Below are some entries. Copy each line that holds the string "title".

====================

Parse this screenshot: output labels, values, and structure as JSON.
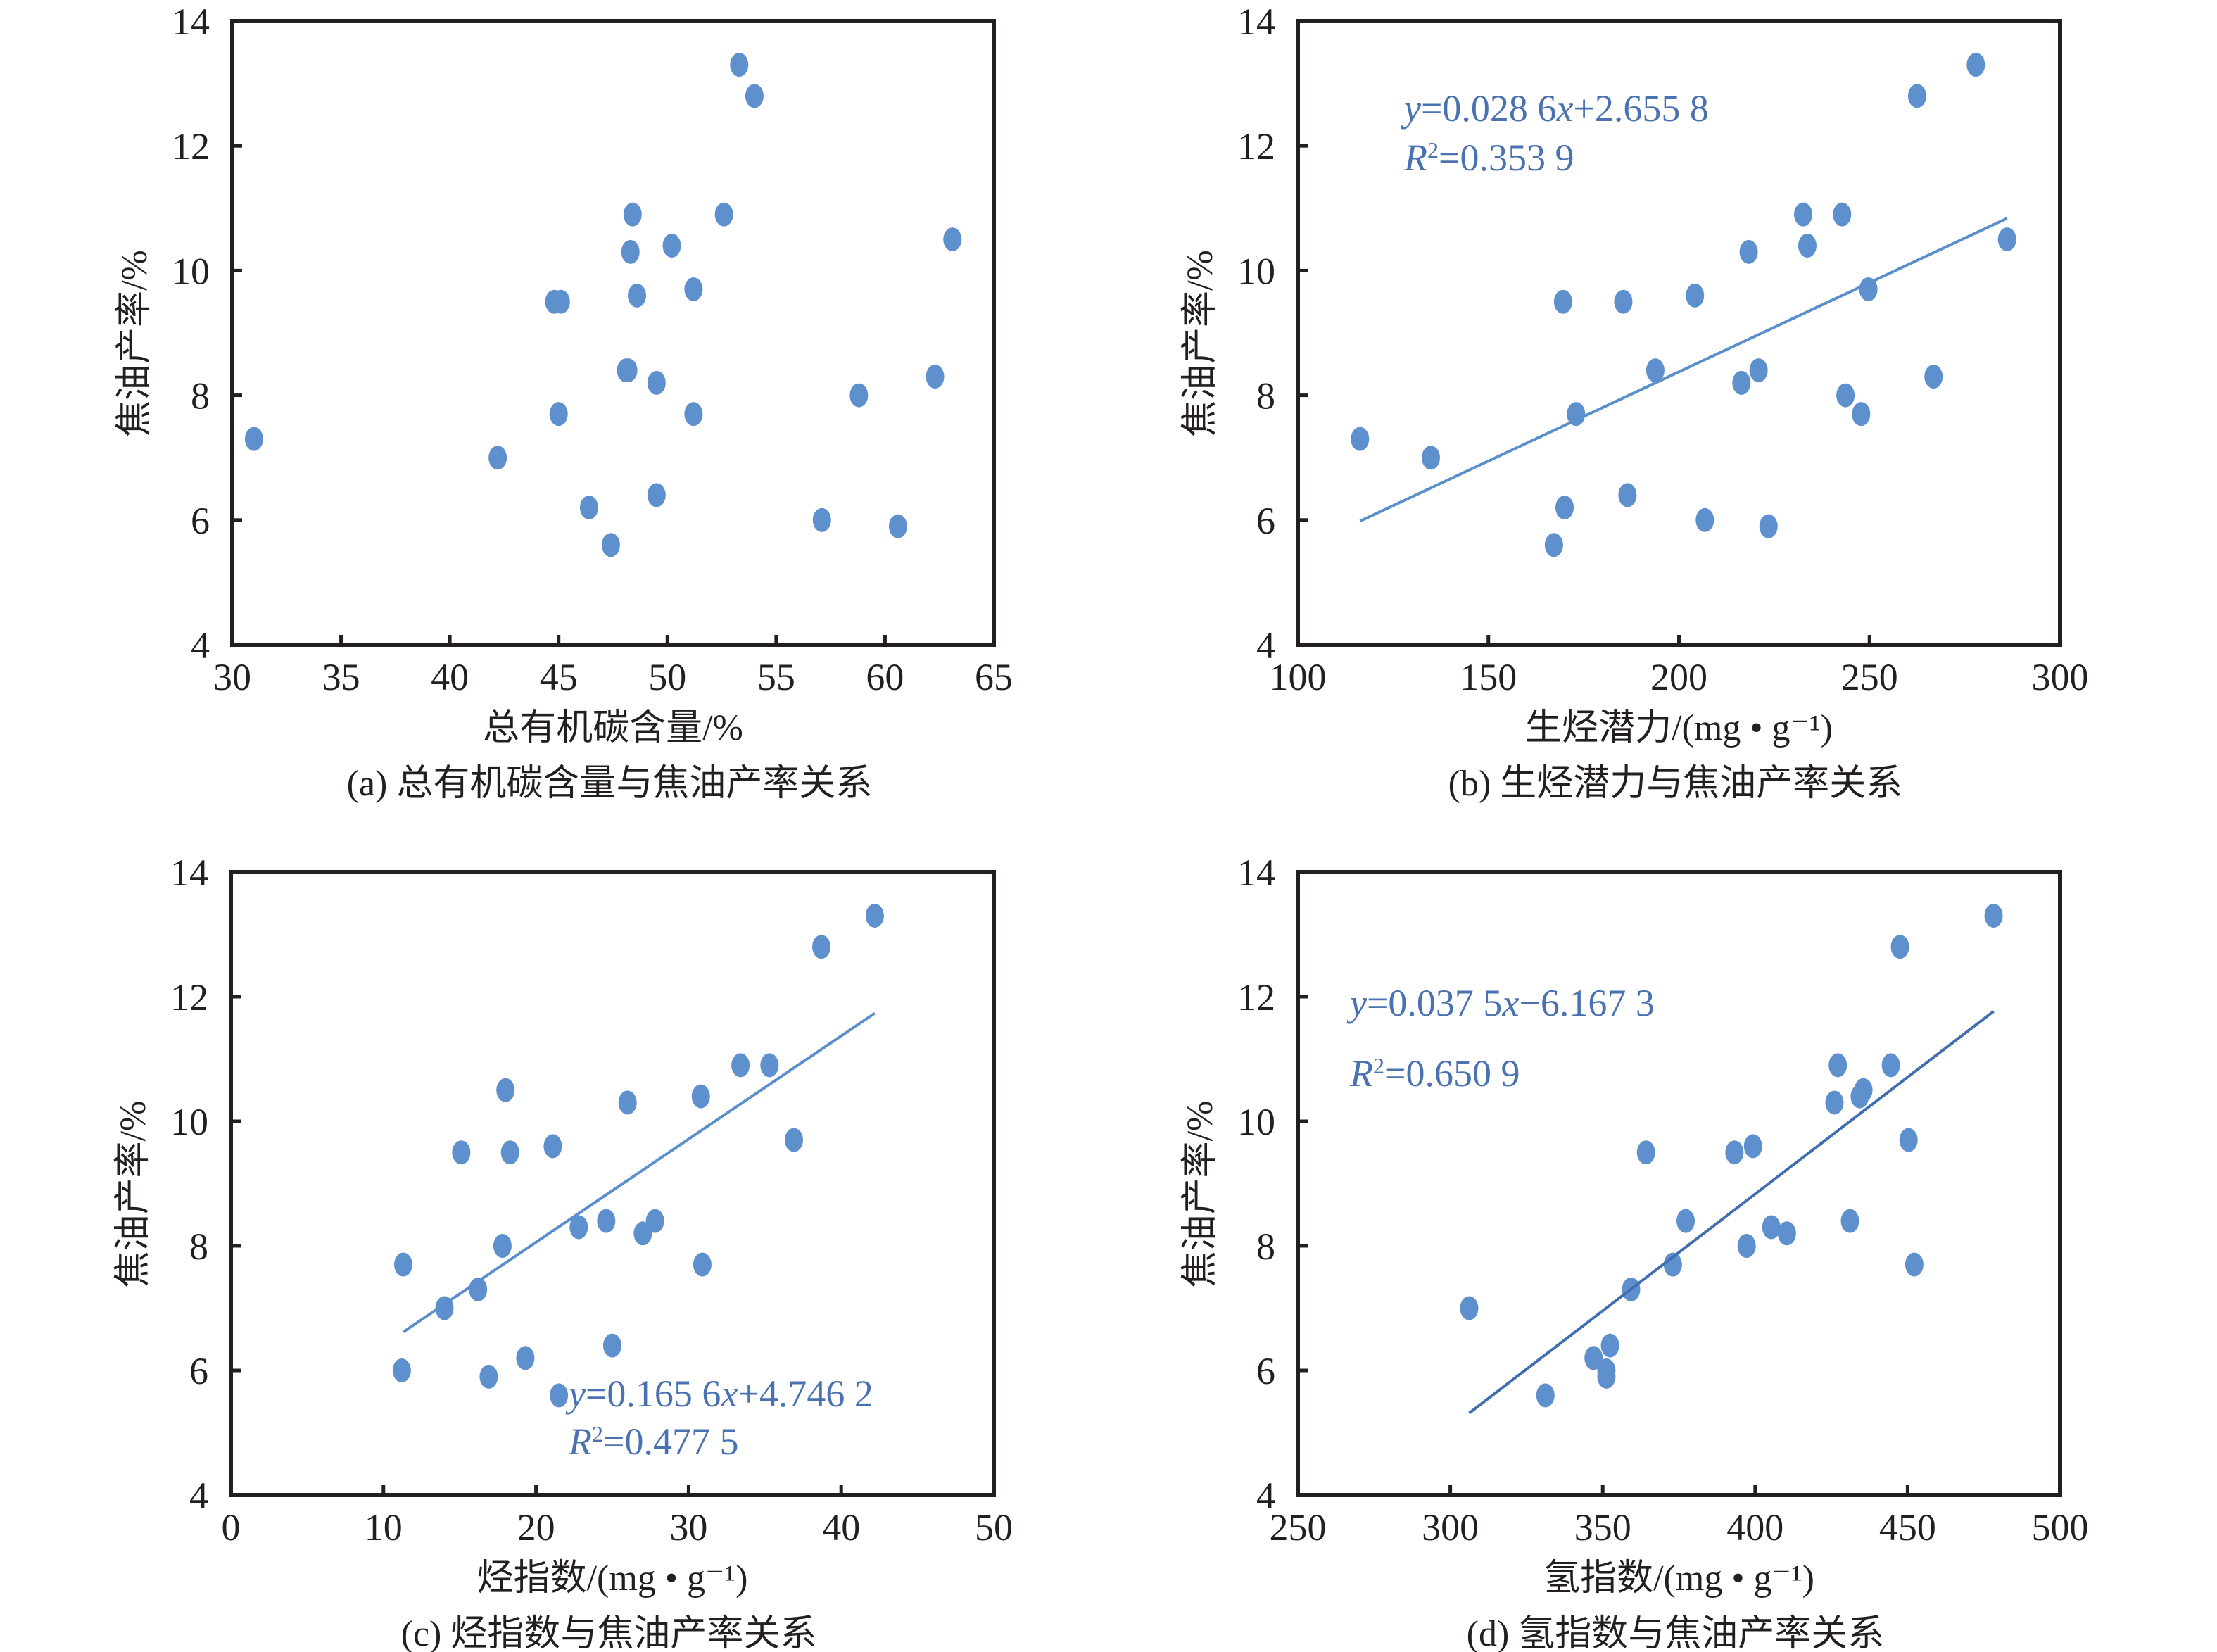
{
  "figure": {
    "point_color": "#5d90cc",
    "equation_color": "#4a72b0",
    "axis_color": "#231f20"
  },
  "chart_data": [
    {
      "id": "a",
      "type": "scatter",
      "title": "(a) 总有机碳含量与焦油产率关系",
      "xlabel": "总有机碳含量/%",
      "ylabel": "焦油产率/%",
      "xlim": [
        30,
        65
      ],
      "ylim": [
        4,
        14
      ],
      "xticks": [
        30,
        35,
        40,
        45,
        50,
        55,
        60,
        65
      ],
      "yticks": [
        4,
        6,
        8,
        10,
        12,
        14
      ],
      "grid": false,
      "legend": "none",
      "points": [
        [
          31.0,
          7.3
        ],
        [
          42.2,
          7.0
        ],
        [
          44.8,
          9.5
        ],
        [
          45.1,
          9.5
        ],
        [
          45.0,
          7.7
        ],
        [
          46.4,
          6.2
        ],
        [
          47.4,
          5.6
        ],
        [
          48.1,
          8.4
        ],
        [
          48.2,
          8.4
        ],
        [
          48.3,
          10.3
        ],
        [
          48.4,
          10.9
        ],
        [
          48.6,
          9.6
        ],
        [
          49.5,
          8.2
        ],
        [
          49.5,
          6.4
        ],
        [
          50.2,
          10.4
        ],
        [
          51.2,
          9.7
        ],
        [
          51.2,
          7.7
        ],
        [
          52.6,
          10.9
        ],
        [
          53.3,
          13.3
        ],
        [
          54.0,
          12.8
        ],
        [
          57.1,
          6.0
        ],
        [
          58.8,
          8.0
        ],
        [
          60.6,
          5.9
        ],
        [
          62.3,
          8.3
        ],
        [
          63.1,
          10.5
        ]
      ],
      "trendline": null
    },
    {
      "id": "b",
      "type": "scatter",
      "title": "(b) 生烃潜力与焦油产率关系",
      "xlabel": "生烃潜力/(mg • g⁻¹)",
      "ylabel": "焦油产率/%",
      "xlim": [
        100,
        300
      ],
      "ylim": [
        4,
        14
      ],
      "xticks": [
        100,
        150,
        200,
        250,
        300
      ],
      "yticks": [
        4,
        6,
        8,
        10,
        12,
        14
      ],
      "grid": false,
      "legend": "none",
      "points": [
        [
          116.3,
          7.3
        ],
        [
          134.9,
          7.0
        ],
        [
          167.2,
          5.6
        ],
        [
          169.6,
          9.5
        ],
        [
          170.0,
          6.2
        ],
        [
          173.0,
          7.7
        ],
        [
          185.4,
          9.5
        ],
        [
          186.5,
          6.4
        ],
        [
          193.8,
          8.4
        ],
        [
          204.2,
          9.6
        ],
        [
          206.8,
          6.0
        ],
        [
          216.4,
          8.2
        ],
        [
          218.3,
          10.3
        ],
        [
          220.9,
          8.4
        ],
        [
          223.5,
          5.9
        ],
        [
          232.6,
          10.9
        ],
        [
          233.7,
          10.4
        ],
        [
          242.8,
          10.9
        ],
        [
          243.7,
          8.0
        ],
        [
          247.8,
          7.7
        ],
        [
          249.7,
          9.7
        ],
        [
          262.5,
          12.8
        ],
        [
          266.8,
          8.3
        ],
        [
          277.9,
          13.3
        ],
        [
          286.1,
          10.5
        ]
      ],
      "trendline": {
        "slope": 0.0286,
        "intercept": 2.6558,
        "x_range": [
          116.3,
          286.1
        ],
        "color": "#5b8fcb",
        "equation": "y=0.028 6x+2.655 8",
        "r2": "R2=0.353 9",
        "eq_parts": [
          [
            "it",
            "y"
          ],
          [
            "n",
            "=0.028 6"
          ],
          [
            "it",
            "x"
          ],
          [
            "n",
            "+2.655 8"
          ]
        ],
        "r2_parts": [
          [
            "it",
            "R"
          ],
          [
            "sup",
            "2"
          ],
          [
            "n",
            "=0.353 9"
          ]
        ],
        "label_position": "top-left"
      }
    },
    {
      "id": "c",
      "type": "scatter",
      "title": "(c) 烃指数与焦油产率关系",
      "xlabel": "烃指数/(mg • g⁻¹)",
      "ylabel": "焦油产率/%",
      "xlim": [
        0,
        50
      ],
      "ylim": [
        4,
        14
      ],
      "xticks": [
        0,
        10,
        20,
        30,
        40,
        50
      ],
      "yticks": [
        4,
        6,
        8,
        10,
        12,
        14
      ],
      "grid": false,
      "legend": "none",
      "points": [
        [
          11.3,
          7.7
        ],
        [
          11.2,
          6.0
        ],
        [
          14.0,
          7.0
        ],
        [
          15.1,
          9.5
        ],
        [
          16.2,
          7.3
        ],
        [
          16.9,
          5.9
        ],
        [
          17.8,
          8.0
        ],
        [
          18.0,
          10.5
        ],
        [
          18.3,
          9.5
        ],
        [
          19.3,
          6.2
        ],
        [
          21.1,
          9.6
        ],
        [
          21.5,
          5.6
        ],
        [
          22.8,
          8.3
        ],
        [
          24.6,
          8.4
        ],
        [
          25.0,
          6.4
        ],
        [
          26.0,
          10.3
        ],
        [
          27.0,
          8.2
        ],
        [
          27.8,
          8.4
        ],
        [
          30.8,
          10.4
        ],
        [
          30.9,
          7.7
        ],
        [
          33.4,
          10.9
        ],
        [
          35.3,
          10.9
        ],
        [
          36.9,
          9.7
        ],
        [
          38.7,
          12.8
        ],
        [
          42.2,
          13.3
        ]
      ],
      "trendline": {
        "slope": 0.1656,
        "intercept": 4.7462,
        "x_range": [
          11.3,
          42.2
        ],
        "color": "#5b8fcb",
        "equation": "y=0.165 6x+4.746 2",
        "r2": "R2=0.477 5",
        "eq_parts": [
          [
            "it",
            "y"
          ],
          [
            "n",
            "=0.165 6"
          ],
          [
            "it",
            "x"
          ],
          [
            "n",
            "+4.746 2"
          ]
        ],
        "r2_parts": [
          [
            "it",
            "R"
          ],
          [
            "sup",
            "2"
          ],
          [
            "n",
            "=0.477 5"
          ]
        ],
        "label_position": "bottom-center"
      }
    },
    {
      "id": "d",
      "type": "scatter",
      "title": "(d) 氢指数与焦油产率关系",
      "xlabel": "氢指数/(mg • g⁻¹)",
      "ylabel": "焦油产率/%",
      "xlim": [
        250,
        500
      ],
      "ylim": [
        4,
        14
      ],
      "xticks": [
        250,
        300,
        350,
        400,
        450,
        500
      ],
      "yticks": [
        4,
        6,
        8,
        10,
        12,
        14
      ],
      "grid": false,
      "legend": "none",
      "points": [
        [
          306.2,
          7.0
        ],
        [
          331.2,
          5.6
        ],
        [
          347.0,
          6.2
        ],
        [
          351.2,
          6.0
        ],
        [
          351.2,
          5.9
        ],
        [
          352.4,
          6.4
        ],
        [
          359.3,
          7.3
        ],
        [
          364.2,
          9.5
        ],
        [
          373.0,
          7.7
        ],
        [
          377.2,
          8.4
        ],
        [
          393.2,
          9.5
        ],
        [
          397.2,
          8.0
        ],
        [
          399.3,
          9.6
        ],
        [
          405.3,
          8.3
        ],
        [
          410.4,
          8.2
        ],
        [
          426.0,
          10.3
        ],
        [
          427.1,
          10.9
        ],
        [
          431.1,
          8.4
        ],
        [
          434.3,
          10.4
        ],
        [
          435.5,
          10.5
        ],
        [
          444.5,
          10.9
        ],
        [
          447.5,
          12.8
        ],
        [
          450.3,
          9.7
        ],
        [
          452.2,
          7.7
        ],
        [
          478.2,
          13.3
        ]
      ],
      "trendline": {
        "slope": 0.0375,
        "intercept": -6.1673,
        "x_range": [
          306.2,
          478.2
        ],
        "color": "#3f6fae",
        "equation": "y=0.037 5x−6.167 3",
        "r2": "R2=0.650 9",
        "eq_parts": [
          [
            "it",
            "y"
          ],
          [
            "n",
            "=0.037 5"
          ],
          [
            "it",
            "x"
          ],
          [
            "n",
            "−6.167 3"
          ]
        ],
        "r2_parts": [
          [
            "it",
            "R"
          ],
          [
            "sup",
            "2"
          ],
          [
            "n",
            "=0.650 9"
          ]
        ],
        "label_position": "top-left"
      }
    }
  ]
}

====================

Task result:
      "title": "(a) 总有机碳含量与焦油产率关系",
      "title": "(b) 生烃潜力与焦油产率关系",
      "title": "(c) 烃指数与焦油产率关系",
      "title": "(d) 氢指数与焦油产率关系",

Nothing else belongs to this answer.